> [WRITTEN PROBLEM] Your task is to extract every entry that follows word for word while excluding the pictures.
** Start **
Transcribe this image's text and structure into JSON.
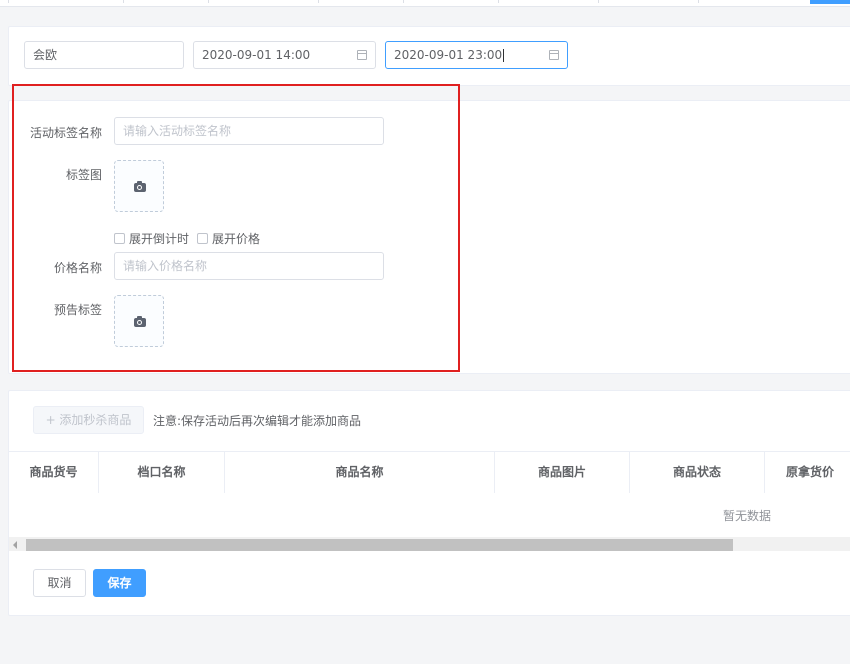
{
  "filters": {
    "name_value": "会欧",
    "start_time": "2020-09-01 14:00",
    "end_time": "2020-09-01 23:00"
  },
  "form": {
    "activity_tag_name_label": "活动标签名称",
    "activity_tag_name_placeholder": "请输入活动标签名称",
    "tag_image_label": "标签图",
    "show_countdown_label": "展开倒计时",
    "show_price_label": "展开价格",
    "price_name_label": "价格名称",
    "price_name_placeholder": "请输入价格名称",
    "presale_tag_label": "预告标签"
  },
  "goods": {
    "add_button_label": "+ 添加秒杀商品",
    "note": "注意:保存活动后再次编辑才能添加商品",
    "columns": [
      "商品货号",
      "档口名称",
      "商品名称",
      "商品图片",
      "商品状态",
      "原拿货价"
    ],
    "empty_text": "暂无数据"
  },
  "actions": {
    "cancel_label": "取消",
    "save_label": "保存"
  },
  "colors": {
    "primary": "#409eff",
    "highlight_border": "#e02020"
  },
  "icons": {
    "calendar": "calendar-icon",
    "camera": "camera-icon"
  }
}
** End **
> [ANSWER FOR THE TASK]
Transcribe this image's text and structure into JSON.
{
  "filters": {
    "name_value": "会欧",
    "start_time": "2020-09-01 14:00",
    "end_time": "2020-09-01 23:00"
  },
  "form": {
    "activity_tag_name_label": "活动标签名称",
    "activity_tag_name_placeholder": "请输入活动标签名称",
    "tag_image_label": "标签图",
    "show_countdown_label": "展开倒计时",
    "show_price_label": "展开价格",
    "price_name_label": "价格名称",
    "price_name_placeholder": "请输入价格名称",
    "presale_tag_label": "预告标签"
  },
  "goods": {
    "add_button_label": "+ 添加秒杀商品",
    "note": "注意:保存活动后再次编辑才能添加商品",
    "columns": [
      "商品货号",
      "档口名称",
      "商品名称",
      "商品图片",
      "商品状态",
      "原拿货价"
    ],
    "empty_text": "暂无数据"
  },
  "actions": {
    "cancel_label": "取消",
    "save_label": "保存"
  },
  "colors": {
    "primary": "#409eff",
    "highlight_border": "#e02020"
  },
  "icons": {
    "calendar": "calendar-icon",
    "camera": "camera-icon"
  }
}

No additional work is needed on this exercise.